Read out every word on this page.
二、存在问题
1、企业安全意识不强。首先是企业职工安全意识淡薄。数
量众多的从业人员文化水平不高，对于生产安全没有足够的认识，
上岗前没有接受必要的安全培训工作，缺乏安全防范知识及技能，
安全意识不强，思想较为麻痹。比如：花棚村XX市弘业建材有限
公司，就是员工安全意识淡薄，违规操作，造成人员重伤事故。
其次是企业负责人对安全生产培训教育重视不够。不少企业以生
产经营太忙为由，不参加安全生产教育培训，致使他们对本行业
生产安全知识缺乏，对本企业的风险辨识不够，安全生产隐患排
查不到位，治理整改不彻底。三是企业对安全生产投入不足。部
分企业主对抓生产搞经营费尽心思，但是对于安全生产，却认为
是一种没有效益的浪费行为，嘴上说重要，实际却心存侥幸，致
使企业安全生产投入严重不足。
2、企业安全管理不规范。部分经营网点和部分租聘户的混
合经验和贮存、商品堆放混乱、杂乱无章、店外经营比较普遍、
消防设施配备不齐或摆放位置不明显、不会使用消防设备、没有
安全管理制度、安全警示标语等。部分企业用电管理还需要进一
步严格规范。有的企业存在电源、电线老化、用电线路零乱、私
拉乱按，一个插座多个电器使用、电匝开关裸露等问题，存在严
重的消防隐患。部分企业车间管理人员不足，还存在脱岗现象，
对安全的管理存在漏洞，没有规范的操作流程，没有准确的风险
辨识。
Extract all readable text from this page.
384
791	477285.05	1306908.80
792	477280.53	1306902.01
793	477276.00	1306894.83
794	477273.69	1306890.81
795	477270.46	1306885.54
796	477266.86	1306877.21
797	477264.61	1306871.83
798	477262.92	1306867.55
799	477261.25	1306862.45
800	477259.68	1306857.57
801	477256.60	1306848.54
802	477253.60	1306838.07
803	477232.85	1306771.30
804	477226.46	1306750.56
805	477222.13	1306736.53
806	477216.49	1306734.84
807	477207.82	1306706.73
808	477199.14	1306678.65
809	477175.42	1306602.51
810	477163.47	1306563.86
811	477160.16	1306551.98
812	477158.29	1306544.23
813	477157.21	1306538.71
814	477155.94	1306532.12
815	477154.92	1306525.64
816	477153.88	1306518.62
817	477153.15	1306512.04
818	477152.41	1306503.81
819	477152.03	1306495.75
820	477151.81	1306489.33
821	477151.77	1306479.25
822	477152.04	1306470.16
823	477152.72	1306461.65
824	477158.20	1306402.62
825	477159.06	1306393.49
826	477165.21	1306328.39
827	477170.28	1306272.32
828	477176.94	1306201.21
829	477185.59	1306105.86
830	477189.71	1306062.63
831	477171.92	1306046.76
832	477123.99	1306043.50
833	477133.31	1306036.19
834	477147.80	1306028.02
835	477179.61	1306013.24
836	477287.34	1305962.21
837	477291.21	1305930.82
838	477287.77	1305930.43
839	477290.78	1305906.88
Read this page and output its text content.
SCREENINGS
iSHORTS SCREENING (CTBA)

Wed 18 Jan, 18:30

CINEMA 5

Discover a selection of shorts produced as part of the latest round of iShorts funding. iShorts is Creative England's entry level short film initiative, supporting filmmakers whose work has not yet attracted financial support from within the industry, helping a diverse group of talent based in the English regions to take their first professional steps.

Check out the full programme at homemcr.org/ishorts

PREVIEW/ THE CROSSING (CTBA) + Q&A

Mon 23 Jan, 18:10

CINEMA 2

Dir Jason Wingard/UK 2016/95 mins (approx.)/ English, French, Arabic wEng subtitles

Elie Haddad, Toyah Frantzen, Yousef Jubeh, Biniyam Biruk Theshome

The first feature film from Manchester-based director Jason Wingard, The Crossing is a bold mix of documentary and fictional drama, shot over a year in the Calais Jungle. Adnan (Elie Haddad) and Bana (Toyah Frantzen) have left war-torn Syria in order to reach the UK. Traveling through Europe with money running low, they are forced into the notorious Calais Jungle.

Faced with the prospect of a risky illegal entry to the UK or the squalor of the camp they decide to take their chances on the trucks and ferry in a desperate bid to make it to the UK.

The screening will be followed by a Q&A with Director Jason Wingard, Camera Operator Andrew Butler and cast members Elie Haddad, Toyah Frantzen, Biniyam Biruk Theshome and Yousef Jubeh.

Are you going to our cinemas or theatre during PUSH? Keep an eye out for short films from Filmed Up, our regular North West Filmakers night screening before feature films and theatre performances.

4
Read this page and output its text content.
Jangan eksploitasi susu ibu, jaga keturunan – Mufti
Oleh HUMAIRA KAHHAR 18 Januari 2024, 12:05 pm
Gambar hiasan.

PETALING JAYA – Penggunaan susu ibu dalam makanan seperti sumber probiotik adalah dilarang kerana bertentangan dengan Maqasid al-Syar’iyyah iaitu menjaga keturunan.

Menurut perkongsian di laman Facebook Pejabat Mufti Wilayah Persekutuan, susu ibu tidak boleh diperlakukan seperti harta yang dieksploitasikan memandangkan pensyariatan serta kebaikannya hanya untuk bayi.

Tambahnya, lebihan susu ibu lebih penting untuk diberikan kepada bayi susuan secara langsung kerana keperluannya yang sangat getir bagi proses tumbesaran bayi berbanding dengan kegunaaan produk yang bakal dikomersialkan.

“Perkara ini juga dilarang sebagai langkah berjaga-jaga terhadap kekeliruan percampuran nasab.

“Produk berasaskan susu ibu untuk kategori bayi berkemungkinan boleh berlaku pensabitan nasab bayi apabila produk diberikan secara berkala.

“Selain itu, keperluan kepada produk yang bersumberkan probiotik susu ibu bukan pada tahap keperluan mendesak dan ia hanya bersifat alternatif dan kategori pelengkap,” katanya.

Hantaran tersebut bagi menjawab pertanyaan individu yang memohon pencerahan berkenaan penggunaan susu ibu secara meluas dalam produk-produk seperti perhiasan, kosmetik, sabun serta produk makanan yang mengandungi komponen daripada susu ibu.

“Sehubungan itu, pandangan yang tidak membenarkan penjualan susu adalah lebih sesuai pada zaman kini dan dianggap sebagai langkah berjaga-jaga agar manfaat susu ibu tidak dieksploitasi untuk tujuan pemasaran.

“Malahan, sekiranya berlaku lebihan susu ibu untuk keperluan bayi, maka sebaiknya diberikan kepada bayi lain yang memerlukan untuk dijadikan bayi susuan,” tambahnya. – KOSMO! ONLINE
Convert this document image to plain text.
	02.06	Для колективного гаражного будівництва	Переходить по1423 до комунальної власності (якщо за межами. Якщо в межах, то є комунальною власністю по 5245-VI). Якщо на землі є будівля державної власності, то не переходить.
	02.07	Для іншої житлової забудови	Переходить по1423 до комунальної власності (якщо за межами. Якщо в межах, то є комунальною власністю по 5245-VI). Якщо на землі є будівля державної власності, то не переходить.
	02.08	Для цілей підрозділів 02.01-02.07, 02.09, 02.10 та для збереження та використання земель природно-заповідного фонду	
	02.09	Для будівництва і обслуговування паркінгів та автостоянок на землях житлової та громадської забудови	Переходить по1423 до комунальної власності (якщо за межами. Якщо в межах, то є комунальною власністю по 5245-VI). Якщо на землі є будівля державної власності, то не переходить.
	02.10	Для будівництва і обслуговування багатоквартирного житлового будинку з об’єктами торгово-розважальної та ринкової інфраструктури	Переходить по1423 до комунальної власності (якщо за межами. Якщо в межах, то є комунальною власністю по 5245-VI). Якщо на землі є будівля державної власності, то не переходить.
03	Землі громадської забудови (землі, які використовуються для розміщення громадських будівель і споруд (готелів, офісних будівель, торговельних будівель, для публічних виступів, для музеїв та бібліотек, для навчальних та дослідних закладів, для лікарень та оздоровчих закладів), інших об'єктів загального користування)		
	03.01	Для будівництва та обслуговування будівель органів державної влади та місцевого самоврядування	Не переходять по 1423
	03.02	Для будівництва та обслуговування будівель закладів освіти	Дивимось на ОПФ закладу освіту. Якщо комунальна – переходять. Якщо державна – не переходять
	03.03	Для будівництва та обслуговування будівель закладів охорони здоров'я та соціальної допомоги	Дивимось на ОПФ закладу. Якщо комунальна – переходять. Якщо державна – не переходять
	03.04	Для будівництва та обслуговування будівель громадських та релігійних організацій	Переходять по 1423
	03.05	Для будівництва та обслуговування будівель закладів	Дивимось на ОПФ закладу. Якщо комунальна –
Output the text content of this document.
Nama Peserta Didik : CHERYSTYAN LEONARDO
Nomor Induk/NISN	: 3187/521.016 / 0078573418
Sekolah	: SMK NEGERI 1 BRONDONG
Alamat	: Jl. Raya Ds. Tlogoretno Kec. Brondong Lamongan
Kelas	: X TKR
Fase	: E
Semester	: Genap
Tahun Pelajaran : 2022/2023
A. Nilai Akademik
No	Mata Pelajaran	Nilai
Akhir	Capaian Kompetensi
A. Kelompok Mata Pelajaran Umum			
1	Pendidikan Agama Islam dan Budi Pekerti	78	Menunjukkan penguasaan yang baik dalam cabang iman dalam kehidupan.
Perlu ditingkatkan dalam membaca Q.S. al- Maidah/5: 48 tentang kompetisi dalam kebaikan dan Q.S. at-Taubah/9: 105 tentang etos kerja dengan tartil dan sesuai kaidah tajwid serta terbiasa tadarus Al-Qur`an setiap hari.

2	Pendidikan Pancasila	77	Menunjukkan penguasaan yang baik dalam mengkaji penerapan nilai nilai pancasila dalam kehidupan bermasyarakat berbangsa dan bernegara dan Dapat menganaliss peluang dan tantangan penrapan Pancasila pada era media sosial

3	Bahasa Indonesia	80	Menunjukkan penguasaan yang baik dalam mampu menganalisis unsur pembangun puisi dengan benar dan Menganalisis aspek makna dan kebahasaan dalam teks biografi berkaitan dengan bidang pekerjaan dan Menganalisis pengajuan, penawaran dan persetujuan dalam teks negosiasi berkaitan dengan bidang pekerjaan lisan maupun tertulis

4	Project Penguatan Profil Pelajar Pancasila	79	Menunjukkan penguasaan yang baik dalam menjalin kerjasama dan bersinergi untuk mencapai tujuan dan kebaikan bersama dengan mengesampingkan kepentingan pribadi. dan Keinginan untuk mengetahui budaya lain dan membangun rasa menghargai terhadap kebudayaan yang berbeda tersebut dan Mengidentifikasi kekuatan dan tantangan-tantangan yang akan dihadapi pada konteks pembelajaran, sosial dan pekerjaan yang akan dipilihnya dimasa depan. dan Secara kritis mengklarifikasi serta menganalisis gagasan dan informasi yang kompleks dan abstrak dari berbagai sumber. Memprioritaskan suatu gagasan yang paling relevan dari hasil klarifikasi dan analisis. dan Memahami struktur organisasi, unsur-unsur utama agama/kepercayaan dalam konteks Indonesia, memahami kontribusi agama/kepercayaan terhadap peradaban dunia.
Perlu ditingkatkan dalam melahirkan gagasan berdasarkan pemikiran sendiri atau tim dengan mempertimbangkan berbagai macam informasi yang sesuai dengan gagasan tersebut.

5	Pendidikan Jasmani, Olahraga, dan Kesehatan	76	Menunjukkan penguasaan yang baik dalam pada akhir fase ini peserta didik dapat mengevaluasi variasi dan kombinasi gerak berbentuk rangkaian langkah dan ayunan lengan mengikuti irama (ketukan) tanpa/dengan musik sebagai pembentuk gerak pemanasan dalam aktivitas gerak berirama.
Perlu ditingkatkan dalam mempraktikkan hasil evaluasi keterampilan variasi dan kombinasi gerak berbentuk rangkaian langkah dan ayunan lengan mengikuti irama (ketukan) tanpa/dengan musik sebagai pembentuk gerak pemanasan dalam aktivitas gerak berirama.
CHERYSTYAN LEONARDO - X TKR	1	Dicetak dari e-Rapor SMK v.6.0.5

------

■ WRITTEN REQUEST
Copy every line of the data that holds the string "Якщо".

■ WRITTEN SOLUTION
	02.06	Для колективного гаражного будівництва	Переходить по1423 до комунальної власності (якщо за межами. Якщо в межах, то є комунальною власністю по 5245-VI). Якщо на землі є будівля державної власності, то не переходить.
	02.07	Для іншої житлової забудови	Переходить по1423 до комунальної власності (якщо за межами. Якщо в межах, то є комунальною власністю по 5245-VI). Якщо на землі є будівля державної власності, то не переходить.
	02.09	Для будівництва і обслуговування паркінгів та автостоянок на землях житлової та громадської забудови	Переходить по1423 до комунальної власності (якщо за межами. Якщо в межах, то є комунальною власністю по 5245-VI). Якщо на землі є будівля державної власності, то не переходить.
	02.10	Для будівництва і обслуговування багатоквартирного житлового будинку з об’єктами торгово-розважальної та ринкової інфраструктури	Переходить по1423 до комунальної власності (якщо за межами. Якщо в межах, то є комунальною власністю по 5245-VI). Якщо на землі є будівля державної власності, то не переходить.
	03.02	Для будівництва та обслуговування будівель закладів освіти	Дивимось на ОПФ закладу освіту. Якщо комунальна – переходять. Якщо державна – не переходять
	03.03	Для будівництва та обслуговування будівель закладів охорони здоров'я та соціальної допомоги	Дивимось на ОПФ закладу. Якщо комунальна – переходять. Якщо державна – не переходять
	03.05	Для будівництва та обслуговування будівель закладів	Дивимось на ОПФ закладу. Якщо комунальна –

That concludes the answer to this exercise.